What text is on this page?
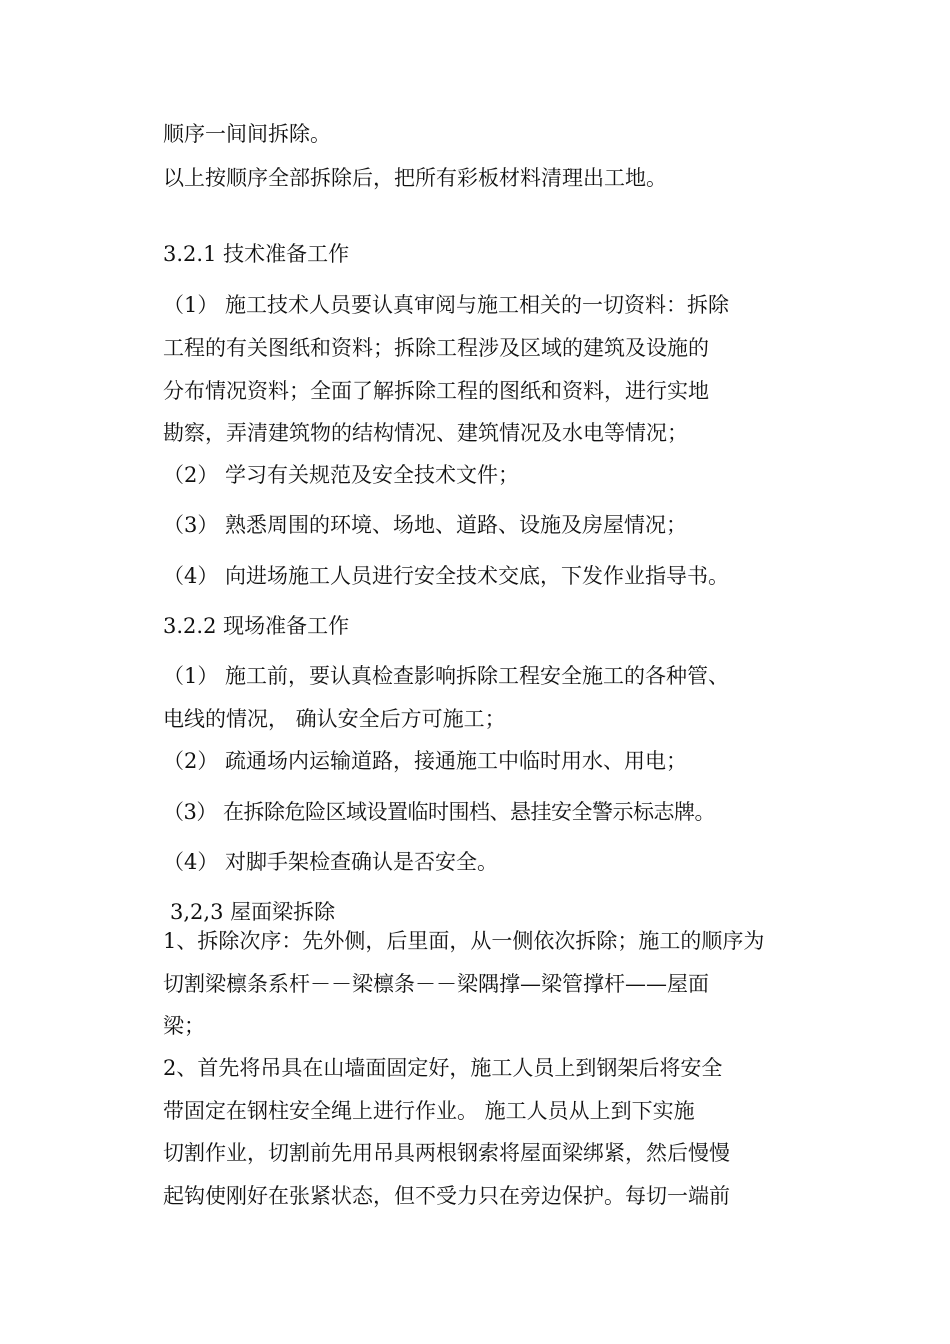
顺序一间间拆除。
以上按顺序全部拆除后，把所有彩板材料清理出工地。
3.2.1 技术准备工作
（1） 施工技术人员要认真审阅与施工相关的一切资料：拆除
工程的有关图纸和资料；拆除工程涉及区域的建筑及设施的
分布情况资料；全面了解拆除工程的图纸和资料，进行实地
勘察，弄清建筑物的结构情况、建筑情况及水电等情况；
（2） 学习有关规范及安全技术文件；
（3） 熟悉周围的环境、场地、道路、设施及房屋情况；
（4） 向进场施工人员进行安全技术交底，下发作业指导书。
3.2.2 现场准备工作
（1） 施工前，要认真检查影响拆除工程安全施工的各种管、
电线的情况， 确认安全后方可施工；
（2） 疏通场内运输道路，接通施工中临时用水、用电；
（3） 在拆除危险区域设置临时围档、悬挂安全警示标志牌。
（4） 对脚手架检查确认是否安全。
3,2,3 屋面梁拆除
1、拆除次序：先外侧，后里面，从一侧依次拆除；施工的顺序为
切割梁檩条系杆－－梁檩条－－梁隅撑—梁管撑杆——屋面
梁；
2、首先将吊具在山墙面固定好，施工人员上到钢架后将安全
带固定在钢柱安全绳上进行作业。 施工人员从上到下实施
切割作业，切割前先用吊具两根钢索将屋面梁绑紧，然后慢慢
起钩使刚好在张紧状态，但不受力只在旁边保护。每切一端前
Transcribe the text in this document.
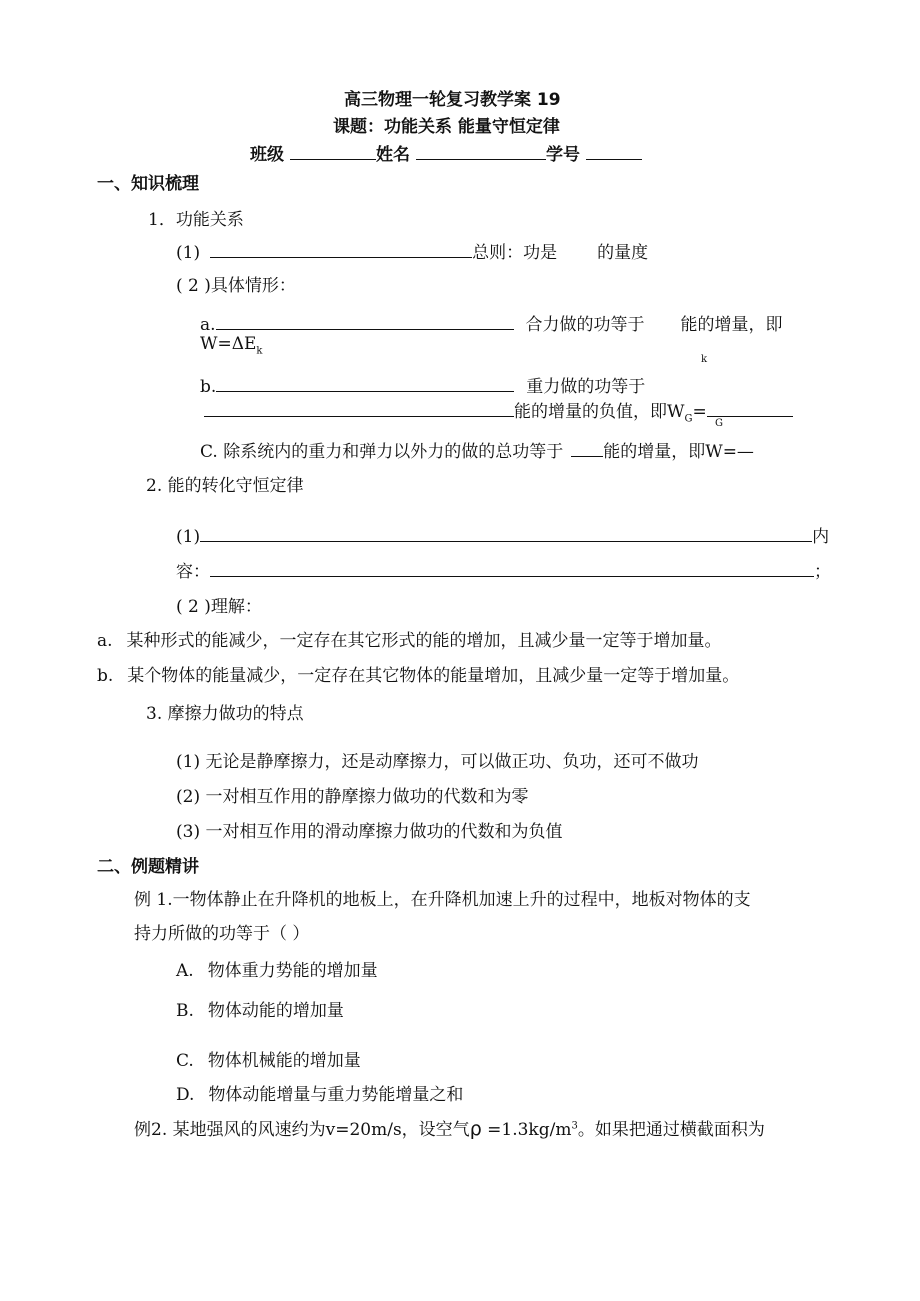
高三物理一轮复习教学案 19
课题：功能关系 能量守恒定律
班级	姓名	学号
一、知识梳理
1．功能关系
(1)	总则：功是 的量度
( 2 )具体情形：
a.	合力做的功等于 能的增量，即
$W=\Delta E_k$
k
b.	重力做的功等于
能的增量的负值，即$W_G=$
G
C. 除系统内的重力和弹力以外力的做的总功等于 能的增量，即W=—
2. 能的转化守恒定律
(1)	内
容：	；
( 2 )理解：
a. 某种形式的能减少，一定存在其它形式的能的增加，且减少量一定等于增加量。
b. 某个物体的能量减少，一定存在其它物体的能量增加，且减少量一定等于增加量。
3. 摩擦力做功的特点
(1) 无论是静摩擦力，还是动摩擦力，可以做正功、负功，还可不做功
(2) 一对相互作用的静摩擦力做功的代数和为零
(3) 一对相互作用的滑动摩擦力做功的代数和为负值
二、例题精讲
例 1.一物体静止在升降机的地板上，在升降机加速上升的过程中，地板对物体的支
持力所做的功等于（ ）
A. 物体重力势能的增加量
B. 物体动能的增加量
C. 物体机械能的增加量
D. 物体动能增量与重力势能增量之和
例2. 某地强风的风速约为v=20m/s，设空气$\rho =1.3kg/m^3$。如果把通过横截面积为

# # # # # # #

- _WORK TO BE COMPLETED_:
Repeat exactly the lines from the one containing "Transcribe the text in this document." to the last line of the records above, including both, and leave out any pictures.

- _FULL RESPONSE_:
Transcribe the text in this document.
高三物理一轮复习教学案 19
课题：功能关系 能量守恒定律
班级	姓名	学号
一、知识梳理
1．功能关系
(1)	总则：功是 的量度
( 2 )具体情形：
a.	合力做的功等于 能的增量，即
$W=\Delta E_k$
k
b.	重力做的功等于
能的增量的负值，即$W_G=$
G
C. 除系统内的重力和弹力以外力的做的总功等于 能的增量，即W=—
2. 能的转化守恒定律
(1)	内
容：	；
( 2 )理解：
a. 某种形式的能减少，一定存在其它形式的能的增加，且减少量一定等于增加量。
b. 某个物体的能量减少，一定存在其它物体的能量增加，且减少量一定等于增加量。
3. 摩擦力做功的特点
(1) 无论是静摩擦力，还是动摩擦力，可以做正功、负功，还可不做功
(2) 一对相互作用的静摩擦力做功的代数和为零
(3) 一对相互作用的滑动摩擦力做功的代数和为负值
二、例题精讲
例 1.一物体静止在升降机的地板上，在升降机加速上升的过程中，地板对物体的支
持力所做的功等于（ ）
A. 物体重力势能的增加量
B. 物体动能的增加量
C. 物体机械能的增加量
D. 物体动能增量与重力势能增量之和
例2. 某地强风的风速约为v=20m/s，设空气$\rho =1.3kg/m^3$。如果把通过横截面积为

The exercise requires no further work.